> _TASK GOAL_
Copy each entry below unchanged; the images do not go in the copy.

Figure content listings
_____
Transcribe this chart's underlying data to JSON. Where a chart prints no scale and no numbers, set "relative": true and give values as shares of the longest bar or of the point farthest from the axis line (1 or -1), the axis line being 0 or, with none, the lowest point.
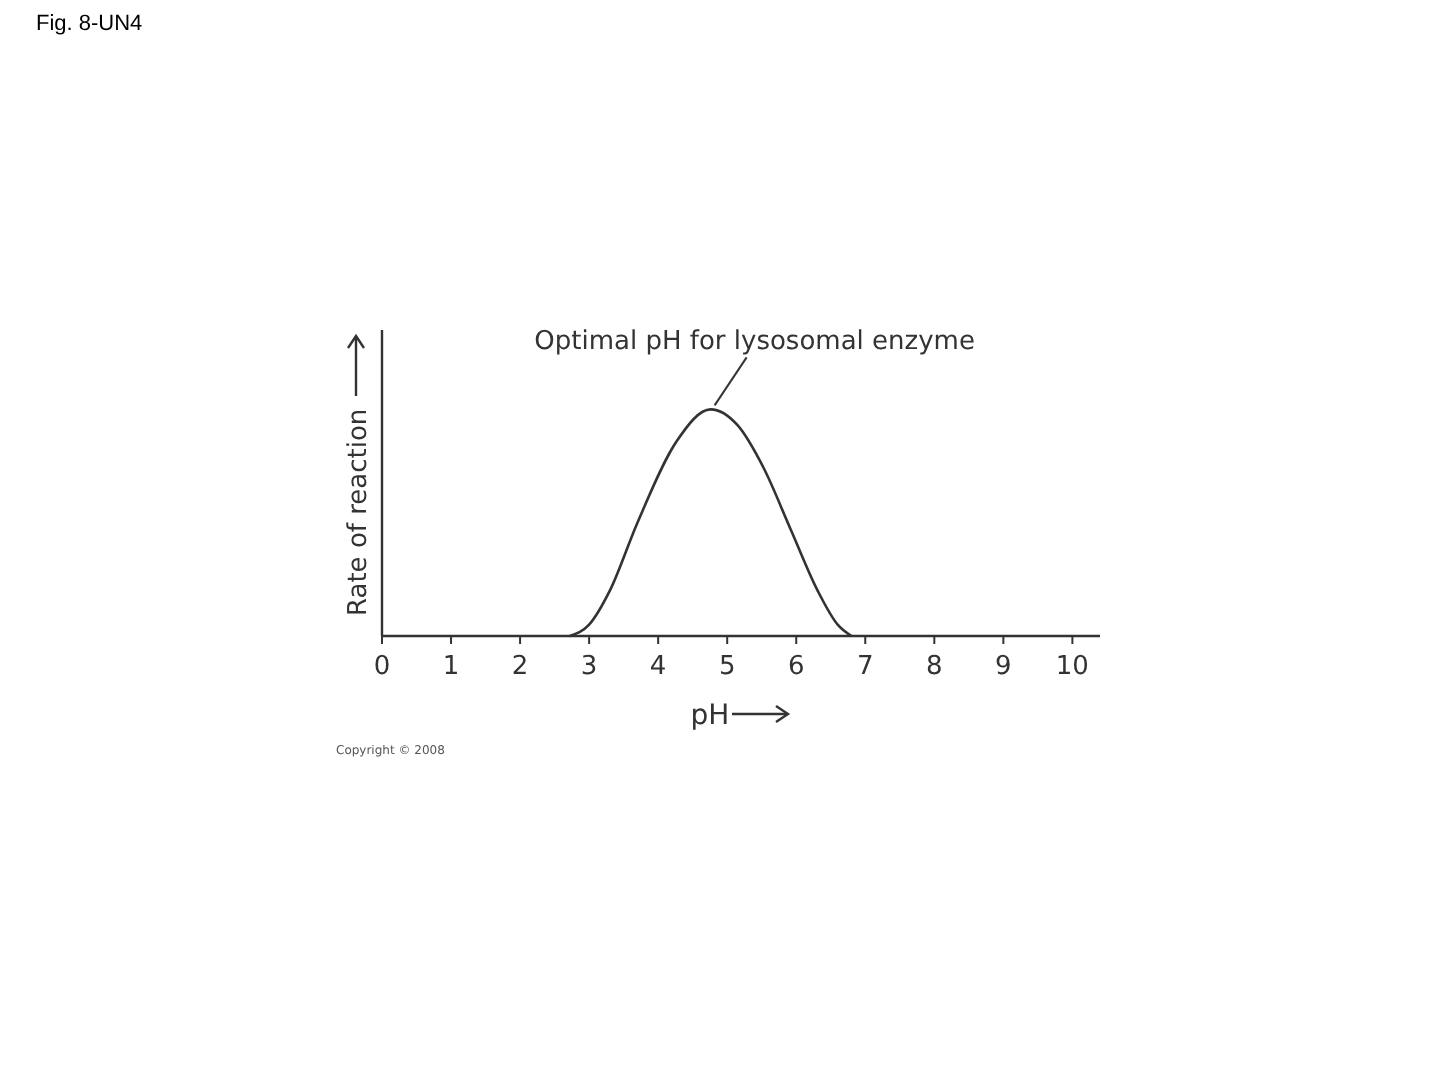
{
  "chart_data": {
    "type": "line",
    "title": "Fig. 8-UN4",
    "xlabel": "pH",
    "ylabel": "Rate of reaction",
    "relative": true,
    "xlim": [
      0,
      10.4
    ],
    "xticks": [
      0,
      1,
      2,
      3,
      4,
      5,
      6,
      7,
      8,
      9,
      10
    ],
    "series": [
      {
        "color": "#333333",
        "x": [
          2.72,
          3.0,
          3.3,
          3.7,
          4.27,
          4.76,
          5.15,
          5.53,
          5.92,
          6.31,
          6.6,
          6.8
        ],
        "values": [
          0,
          0.05,
          0.2,
          0.5,
          0.86,
          1,
          0.93,
          0.74,
          0.47,
          0.2,
          0.05,
          0
        ]
      }
    ],
    "annotations": [
      {
        "text": "Optimal pH for lysosomal enzyme",
        "x": 4.76,
        "y": 1
      },
      "Copyright © 2008"
    ],
    "grid": false,
    "marker": "none",
    "line_style": "solid"
  }
}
_____
> _RESPONSE TO THIS TASK_
Transcribe this chart's underlying data to JSON. Where a chart prints no scale and no numbers, set "relative": true and give values as shares of the longest bar or of the point farthest from the axis line (1 or -1), the axis line being 0 or, with none, the lowest point.
{
  "chart_data": {
    "type": "line",
    "title": "Fig. 8-UN4",
    "xlabel": "pH",
    "ylabel": "Rate of reaction",
    "relative": true,
    "xlim": [
      0,
      10.4
    ],
    "xticks": [
      0,
      1,
      2,
      3,
      4,
      5,
      6,
      7,
      8,
      9,
      10
    ],
    "series": [
      {
        "color": "#333333",
        "x": [
          2.72,
          3.0,
          3.3,
          3.7,
          4.27,
          4.76,
          5.15,
          5.53,
          5.92,
          6.31,
          6.6,
          6.8
        ],
        "values": [
          0,
          0.05,
          0.2,
          0.5,
          0.86,
          1,
          0.93,
          0.74,
          0.47,
          0.2,
          0.05,
          0
        ]
      }
    ],
    "annotations": [
      {
        "text": "Optimal pH for lysosomal enzyme",
        "x": 4.76,
        "y": 1
      },
      "Copyright © 2008"
    ],
    "grid": false,
    "marker": "none",
    "line_style": "solid"
  }
}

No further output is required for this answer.